## GIVEN PROBLEM
Return all entries word for word, but drop any images.

## RECORDED DATA

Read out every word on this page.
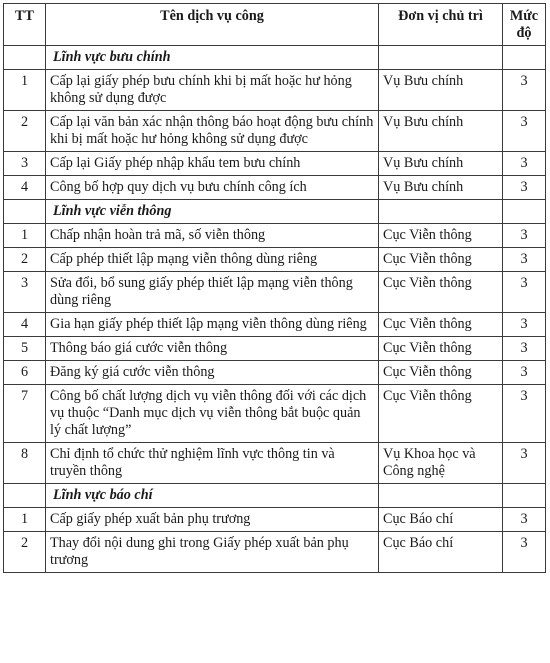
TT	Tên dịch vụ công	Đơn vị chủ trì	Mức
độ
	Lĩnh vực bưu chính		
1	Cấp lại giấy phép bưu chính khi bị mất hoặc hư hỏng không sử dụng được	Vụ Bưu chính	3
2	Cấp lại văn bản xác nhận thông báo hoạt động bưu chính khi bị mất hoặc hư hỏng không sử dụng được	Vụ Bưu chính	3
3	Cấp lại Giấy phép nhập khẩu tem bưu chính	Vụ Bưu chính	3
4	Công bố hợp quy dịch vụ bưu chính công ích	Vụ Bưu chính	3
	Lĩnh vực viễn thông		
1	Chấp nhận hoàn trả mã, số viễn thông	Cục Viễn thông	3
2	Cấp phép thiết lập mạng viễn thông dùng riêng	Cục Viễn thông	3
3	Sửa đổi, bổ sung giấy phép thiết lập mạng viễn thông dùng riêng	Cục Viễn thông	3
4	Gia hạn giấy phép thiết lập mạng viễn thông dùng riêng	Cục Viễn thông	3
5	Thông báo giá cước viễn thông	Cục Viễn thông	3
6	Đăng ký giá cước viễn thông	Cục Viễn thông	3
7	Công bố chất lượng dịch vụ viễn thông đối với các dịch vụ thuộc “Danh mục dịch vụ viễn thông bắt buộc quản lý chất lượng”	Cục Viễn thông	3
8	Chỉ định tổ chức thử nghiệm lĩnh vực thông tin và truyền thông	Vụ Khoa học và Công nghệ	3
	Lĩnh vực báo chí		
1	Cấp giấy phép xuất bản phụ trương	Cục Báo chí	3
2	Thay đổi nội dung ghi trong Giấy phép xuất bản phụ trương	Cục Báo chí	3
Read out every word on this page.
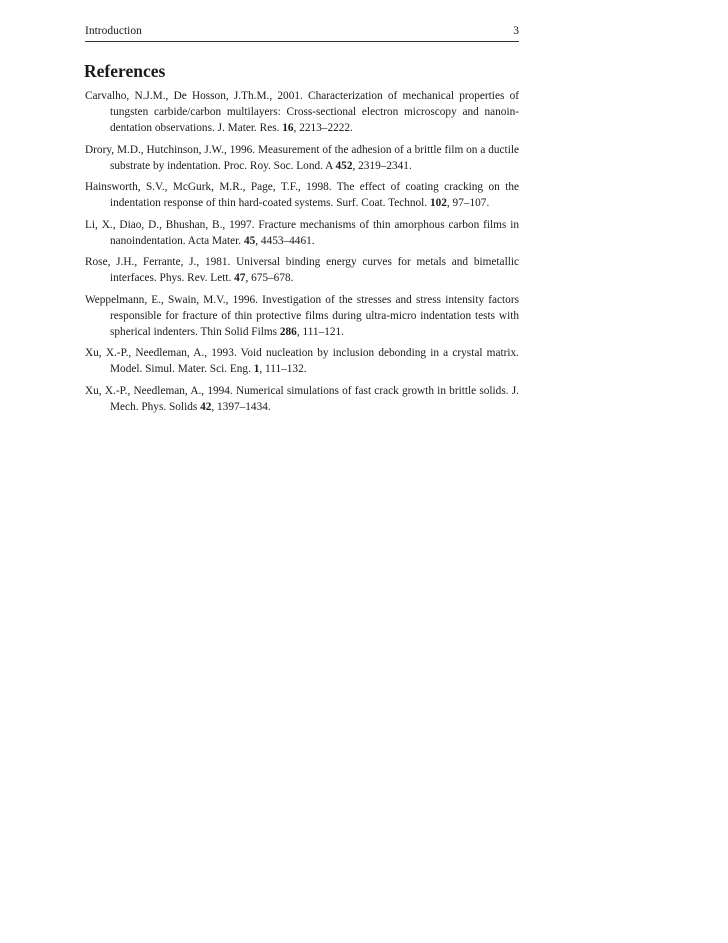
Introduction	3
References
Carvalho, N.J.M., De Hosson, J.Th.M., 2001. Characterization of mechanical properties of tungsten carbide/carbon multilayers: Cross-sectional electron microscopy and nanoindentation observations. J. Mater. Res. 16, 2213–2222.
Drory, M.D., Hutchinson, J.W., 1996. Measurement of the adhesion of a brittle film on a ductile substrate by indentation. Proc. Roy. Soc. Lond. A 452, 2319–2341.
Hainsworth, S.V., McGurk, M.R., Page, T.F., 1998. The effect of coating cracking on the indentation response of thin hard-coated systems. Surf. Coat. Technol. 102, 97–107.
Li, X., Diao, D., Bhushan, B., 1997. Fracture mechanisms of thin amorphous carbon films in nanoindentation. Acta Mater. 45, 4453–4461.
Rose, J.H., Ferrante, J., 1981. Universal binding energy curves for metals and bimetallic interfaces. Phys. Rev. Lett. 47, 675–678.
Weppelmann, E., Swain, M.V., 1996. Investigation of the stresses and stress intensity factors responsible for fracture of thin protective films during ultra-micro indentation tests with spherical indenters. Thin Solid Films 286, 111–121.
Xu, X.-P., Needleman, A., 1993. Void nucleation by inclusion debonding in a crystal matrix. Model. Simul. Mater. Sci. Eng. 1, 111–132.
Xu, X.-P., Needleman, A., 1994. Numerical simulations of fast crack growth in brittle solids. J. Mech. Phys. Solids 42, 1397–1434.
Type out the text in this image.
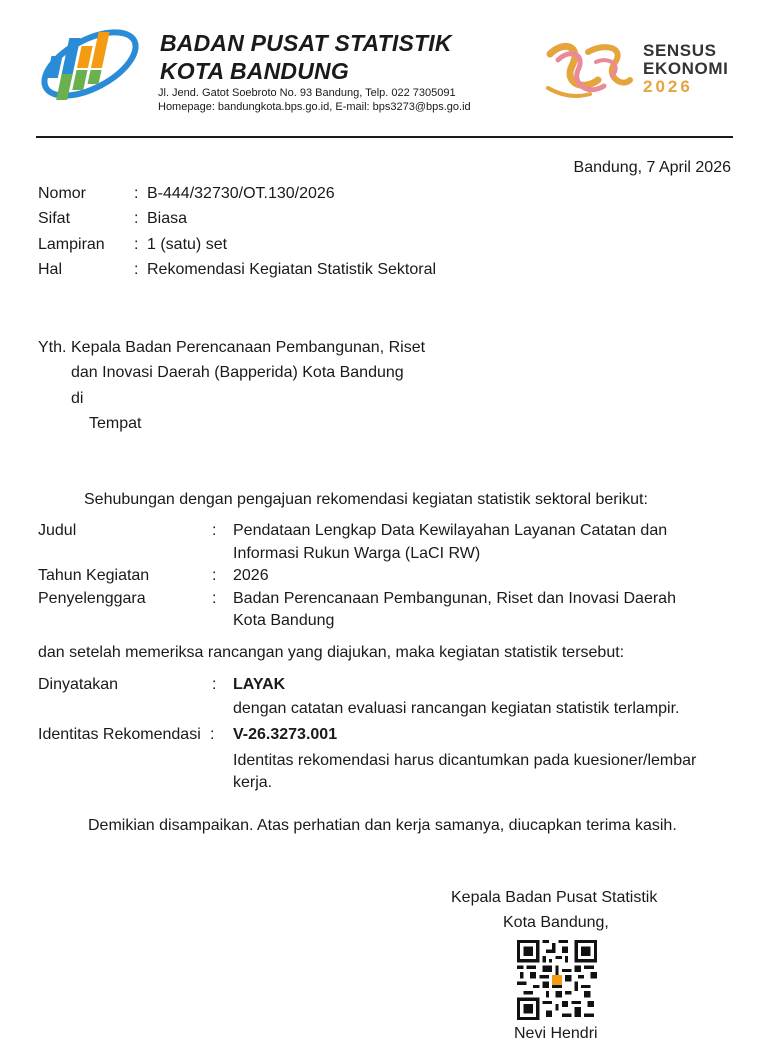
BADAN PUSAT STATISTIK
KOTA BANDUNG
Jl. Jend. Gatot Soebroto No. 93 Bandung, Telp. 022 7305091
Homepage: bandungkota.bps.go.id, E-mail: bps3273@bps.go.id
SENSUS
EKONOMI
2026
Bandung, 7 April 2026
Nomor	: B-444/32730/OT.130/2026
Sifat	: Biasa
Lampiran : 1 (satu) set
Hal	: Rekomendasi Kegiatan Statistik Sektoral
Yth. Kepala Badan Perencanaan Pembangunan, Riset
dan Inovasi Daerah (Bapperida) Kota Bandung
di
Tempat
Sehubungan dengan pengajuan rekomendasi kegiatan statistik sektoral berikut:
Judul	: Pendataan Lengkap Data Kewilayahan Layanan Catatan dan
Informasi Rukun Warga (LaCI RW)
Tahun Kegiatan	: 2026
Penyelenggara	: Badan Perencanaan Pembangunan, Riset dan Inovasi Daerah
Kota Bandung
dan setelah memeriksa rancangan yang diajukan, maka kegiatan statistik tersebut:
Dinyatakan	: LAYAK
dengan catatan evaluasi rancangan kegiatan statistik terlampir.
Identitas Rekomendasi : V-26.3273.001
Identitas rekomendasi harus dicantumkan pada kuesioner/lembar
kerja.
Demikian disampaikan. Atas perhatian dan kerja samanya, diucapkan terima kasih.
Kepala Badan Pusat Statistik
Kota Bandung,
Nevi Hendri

## ANSWER
Read out every word on this page.
TT	Tên dịch vụ công	Đơn vị chủ trì	Mức
độ
	Lĩnh vực bưu chính		
1	Cấp lại giấy phép bưu chính khi bị mất hoặc hư hỏng không sử dụng được	Vụ Bưu chính	3
2	Cấp lại văn bản xác nhận thông báo hoạt động bưu chính khi bị mất hoặc hư hỏng không sử dụng được	Vụ Bưu chính	3
3	Cấp lại Giấy phép nhập khẩu tem bưu chính	Vụ Bưu chính	3
4	Công bố hợp quy dịch vụ bưu chính công ích	Vụ Bưu chính	3
	Lĩnh vực viễn thông		
1	Chấp nhận hoàn trả mã, số viễn thông	Cục Viễn thông	3
2	Cấp phép thiết lập mạng viễn thông dùng riêng	Cục Viễn thông	3
3	Sửa đổi, bổ sung giấy phép thiết lập mạng viễn thông dùng riêng	Cục Viễn thông	3
4	Gia hạn giấy phép thiết lập mạng viễn thông dùng riêng	Cục Viễn thông	3
5	Thông báo giá cước viễn thông	Cục Viễn thông	3
6	Đăng ký giá cước viễn thông	Cục Viễn thông	3
7	Công bố chất lượng dịch vụ viễn thông đối với các dịch vụ thuộc “Danh mục dịch vụ viễn thông bắt buộc quản lý chất lượng”	Cục Viễn thông	3
8	Chỉ định tổ chức thử nghiệm lĩnh vực thông tin và truyền thông	Vụ Khoa học và Công nghệ	3
	Lĩnh vực báo chí		
1	Cấp giấy phép xuất bản phụ trương	Cục Báo chí	3
2	Thay đổi nội dung ghi trong Giấy phép xuất bản phụ trương	Cục Báo chí	3
Read out every word on this page.
Introduction	3
References
Carvalho, N.J.M., De Hosson, J.Th.M., 2001. Characterization of mechanical properties of tungsten carbide/carbon multilayers: Cross-sectional electron microscopy and nanoindentation observations. J. Mater. Res. 16, 2213–2222.
Drory, M.D., Hutchinson, J.W., 1996. Measurement of the adhesion of a brittle film on a ductile substrate by indentation. Proc. Roy. Soc. Lond. A 452, 2319–2341.
Hainsworth, S.V., McGurk, M.R., Page, T.F., 1998. The effect of coating cracking on the indentation response of thin hard-coated systems. Surf. Coat. Technol. 102, 97–107.
Li, X., Diao, D., Bhushan, B., 1997. Fracture mechanisms of thin amorphous carbon films in nanoindentation. Acta Mater. 45, 4453–4461.
Rose, J.H., Ferrante, J., 1981. Universal binding energy curves for metals and bimetallic interfaces. Phys. Rev. Lett. 47, 675–678.
Weppelmann, E., Swain, M.V., 1996. Investigation of the stresses and stress intensity factors responsible for fracture of thin protective films during ultra-micro indentation tests with spherical indenters. Thin Solid Films 286, 111–121.
Xu, X.-P., Needleman, A., 1993. Void nucleation by inclusion debonding in a crystal matrix. Model. Simul. Mater. Sci. Eng. 1, 111–132.
Xu, X.-P., Needleman, A., 1994. Numerical simulations of fast crack growth in brittle solids. J. Mech. Phys. Solids 42, 1397–1434.
Type out the text in this image.
BADAN PUSAT STATISTIK
KOTA BANDUNG
Jl. Jend. Gatot Soebroto No. 93 Bandung, Telp. 022 7305091
Homepage: bandungkota.bps.go.id, E-mail: bps3273@bps.go.id
SENSUS
EKONOMI
2026
Bandung, 7 April 2026
Nomor	: B-444/32730/OT.130/2026
Sifat	: Biasa
Lampiran : 1 (satu) set
Hal	: Rekomendasi Kegiatan Statistik Sektoral
Yth. Kepala Badan Perencanaan Pembangunan, Riset
dan Inovasi Daerah (Bapperida) Kota Bandung
di
Tempat
Sehubungan dengan pengajuan rekomendasi kegiatan statistik sektoral berikut:
Judul	: Pendataan Lengkap Data Kewilayahan Layanan Catatan dan
Informasi Rukun Warga (LaCI RW)
Tahun Kegiatan	: 2026
Penyelenggara	: Badan Perencanaan Pembangunan, Riset dan Inovasi Daerah
Kota Bandung
dan setelah memeriksa rancangan yang diajukan, maka kegiatan statistik tersebut:
Dinyatakan	: LAYAK
dengan catatan evaluasi rancangan kegiatan statistik terlampir.
Identitas Rekomendasi : V-26.3273.001
Identitas rekomendasi harus dicantumkan pada kuesioner/lembar
kerja.
Demikian disampaikan. Atas perhatian dan kerja samanya, diucapkan terima kasih.
Kepala Badan Pusat Statistik
Kota Bandung,
Nevi Hendri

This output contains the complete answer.